What is required
Each record is to be printed again precisely as it reads.

Data for the task
— START —
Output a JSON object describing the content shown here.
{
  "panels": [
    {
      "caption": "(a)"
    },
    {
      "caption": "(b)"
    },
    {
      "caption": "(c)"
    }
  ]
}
— END —
Reply
Output a JSON object describing the content shown here.
{
  "panels": [
    {
      "caption": "(a)"
    },
    {
      "caption": "(b)"
    },
    {
      "caption": "(c)"
    }
  ]
}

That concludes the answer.